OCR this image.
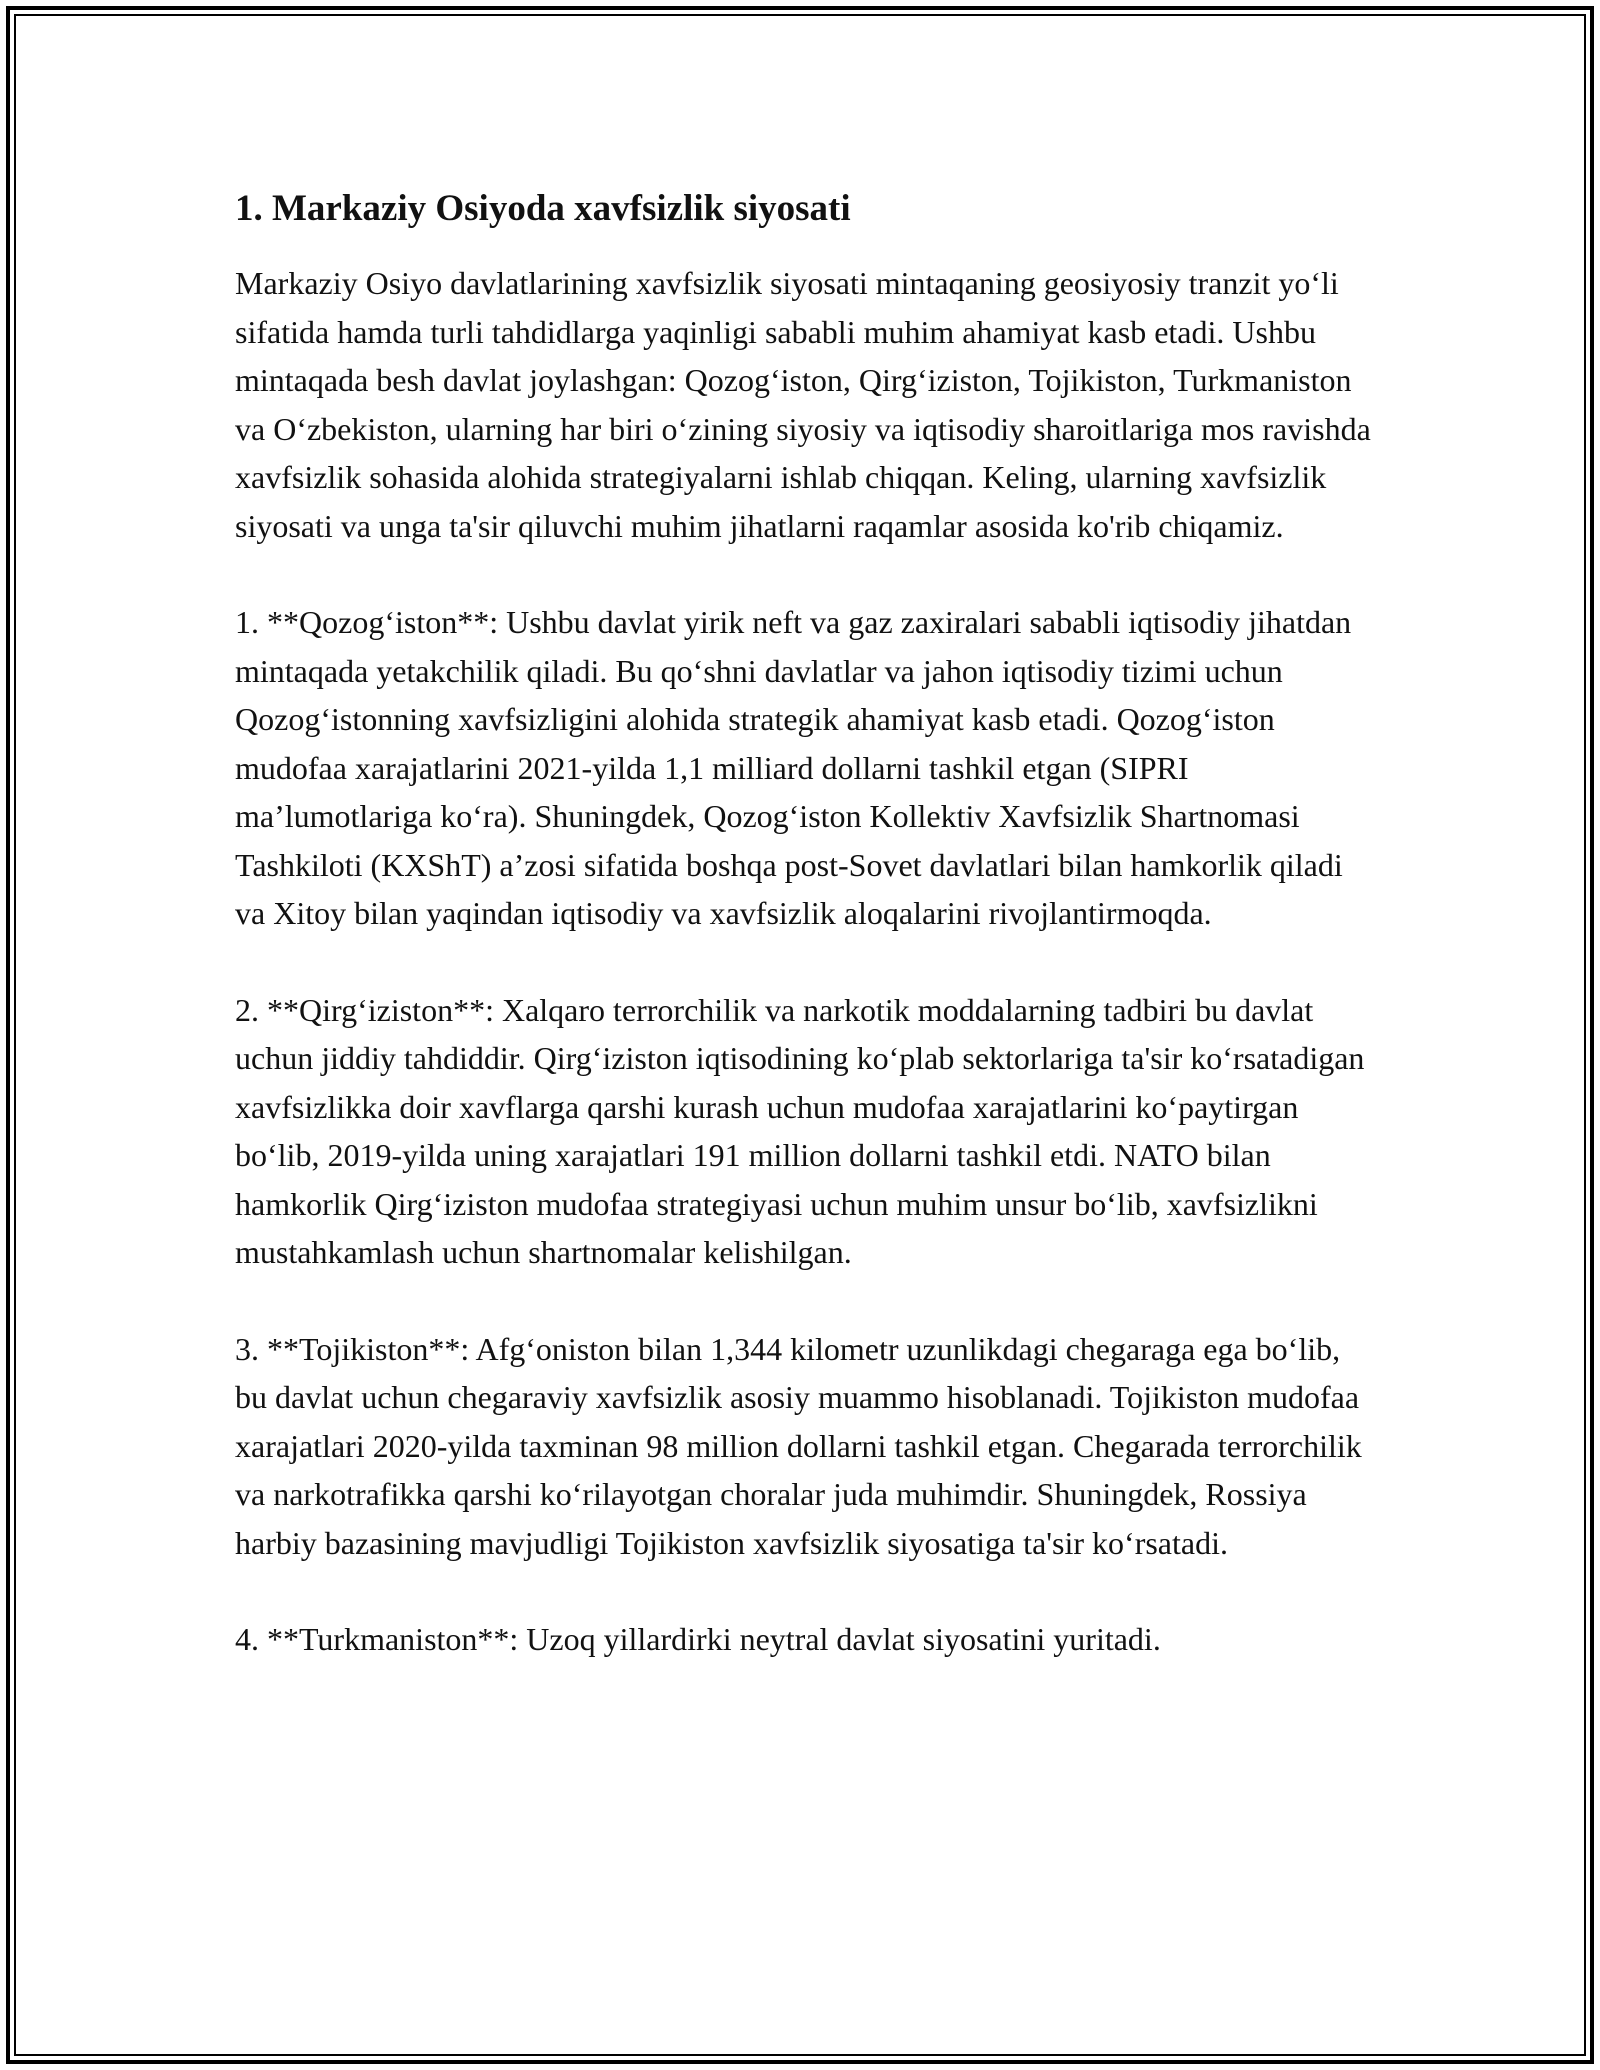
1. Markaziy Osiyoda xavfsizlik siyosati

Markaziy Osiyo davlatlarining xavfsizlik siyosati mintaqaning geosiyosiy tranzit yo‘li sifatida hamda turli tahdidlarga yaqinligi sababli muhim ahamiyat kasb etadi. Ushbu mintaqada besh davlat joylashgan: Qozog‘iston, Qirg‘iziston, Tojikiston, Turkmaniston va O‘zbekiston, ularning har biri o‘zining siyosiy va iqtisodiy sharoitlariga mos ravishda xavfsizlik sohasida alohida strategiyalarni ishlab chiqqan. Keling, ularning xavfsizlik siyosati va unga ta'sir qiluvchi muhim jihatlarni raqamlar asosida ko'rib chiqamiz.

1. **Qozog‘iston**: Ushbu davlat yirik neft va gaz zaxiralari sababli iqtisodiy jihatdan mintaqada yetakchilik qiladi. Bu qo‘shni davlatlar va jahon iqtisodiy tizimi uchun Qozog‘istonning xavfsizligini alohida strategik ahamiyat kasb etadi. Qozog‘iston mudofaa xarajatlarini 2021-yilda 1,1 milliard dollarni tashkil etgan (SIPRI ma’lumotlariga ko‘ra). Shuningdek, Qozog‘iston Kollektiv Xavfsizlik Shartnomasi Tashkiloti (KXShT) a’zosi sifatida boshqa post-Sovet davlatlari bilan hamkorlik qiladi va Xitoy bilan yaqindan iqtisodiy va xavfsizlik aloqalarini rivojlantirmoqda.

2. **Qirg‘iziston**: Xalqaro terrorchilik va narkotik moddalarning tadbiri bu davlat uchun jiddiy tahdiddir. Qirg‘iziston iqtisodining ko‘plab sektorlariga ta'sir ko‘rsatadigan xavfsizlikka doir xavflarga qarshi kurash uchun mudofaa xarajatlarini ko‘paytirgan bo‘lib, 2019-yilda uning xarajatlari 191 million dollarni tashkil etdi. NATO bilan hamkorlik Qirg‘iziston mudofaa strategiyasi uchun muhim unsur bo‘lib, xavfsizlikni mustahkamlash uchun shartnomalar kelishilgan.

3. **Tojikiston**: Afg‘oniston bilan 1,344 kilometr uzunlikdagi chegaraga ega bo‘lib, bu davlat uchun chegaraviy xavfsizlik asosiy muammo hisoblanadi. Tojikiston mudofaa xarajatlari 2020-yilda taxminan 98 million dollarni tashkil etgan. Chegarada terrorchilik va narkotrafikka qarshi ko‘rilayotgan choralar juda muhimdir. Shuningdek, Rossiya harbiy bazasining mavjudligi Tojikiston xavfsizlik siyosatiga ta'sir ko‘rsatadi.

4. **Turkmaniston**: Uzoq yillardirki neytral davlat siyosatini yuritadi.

▶ [GIVEN EXERCISE] Every entry above should be duplicated exactly. Do not include the images.

▶ [RESULT BELOW]
OCR this image.
1. Markaziy Osiyoda xavfsizlik siyosati

Markaziy Osiyo davlatlarining xavfsizlik siyosati mintaqaning geosiyosiy tranzit yo‘li sifatida hamda turli tahdidlarga yaqinligi sababli muhim ahamiyat kasb etadi. Ushbu mintaqada besh davlat joylashgan: Qozog‘iston, Qirg‘iziston, Tojikiston, Turkmaniston va O‘zbekiston, ularning har biri o‘zining siyosiy va iqtisodiy sharoitlariga mos ravishda xavfsizlik sohasida alohida strategiyalarni ishlab chiqqan. Keling, ularning xavfsizlik siyosati va unga ta'sir qiluvchi muhim jihatlarni raqamlar asosida ko'rib chiqamiz.

1. **Qozog‘iston**: Ushbu davlat yirik neft va gaz zaxiralari sababli iqtisodiy jihatdan mintaqada yetakchilik qiladi. Bu qo‘shni davlatlar va jahon iqtisodiy tizimi uchun Qozog‘istonning xavfsizligini alohida strategik ahamiyat kasb etadi. Qozog‘iston mudofaa xarajatlarini 2021-yilda 1,1 milliard dollarni tashkil etgan (SIPRI ma’lumotlariga ko‘ra). Shuningdek, Qozog‘iston Kollektiv Xavfsizlik Shartnomasi Tashkiloti (KXShT) a’zosi sifatida boshqa post-Sovet davlatlari bilan hamkorlik qiladi va Xitoy bilan yaqindan iqtisodiy va xavfsizlik aloqalarini rivojlantirmoqda.

2. **Qirg‘iziston**: Xalqaro terrorchilik va narkotik moddalarning tadbiri bu davlat uchun jiddiy tahdiddir. Qirg‘iziston iqtisodining ko‘plab sektorlariga ta'sir ko‘rsatadigan xavfsizlikka doir xavflarga qarshi kurash uchun mudofaa xarajatlarini ko‘paytirgan bo‘lib, 2019-yilda uning xarajatlari 191 million dollarni tashkil etdi. NATO bilan hamkorlik Qirg‘iziston mudofaa strategiyasi uchun muhim unsur bo‘lib, xavfsizlikni mustahkamlash uchun shartnomalar kelishilgan.

3. **Tojikiston**: Afg‘oniston bilan 1,344 kilometr uzunlikdagi chegaraga ega bo‘lib, bu davlat uchun chegaraviy xavfsizlik asosiy muammo hisoblanadi. Tojikiston mudofaa xarajatlari 2020-yilda taxminan 98 million dollarni tashkil etgan. Chegarada terrorchilik va narkotrafikka qarshi ko‘rilayotgan choralar juda muhimdir. Shuningdek, Rossiya harbiy bazasining mavjudligi Tojikiston xavfsizlik siyosatiga ta'sir ko‘rsatadi.

4. **Turkmaniston**: Uzoq yillardirki neytral davlat siyosatini yuritadi.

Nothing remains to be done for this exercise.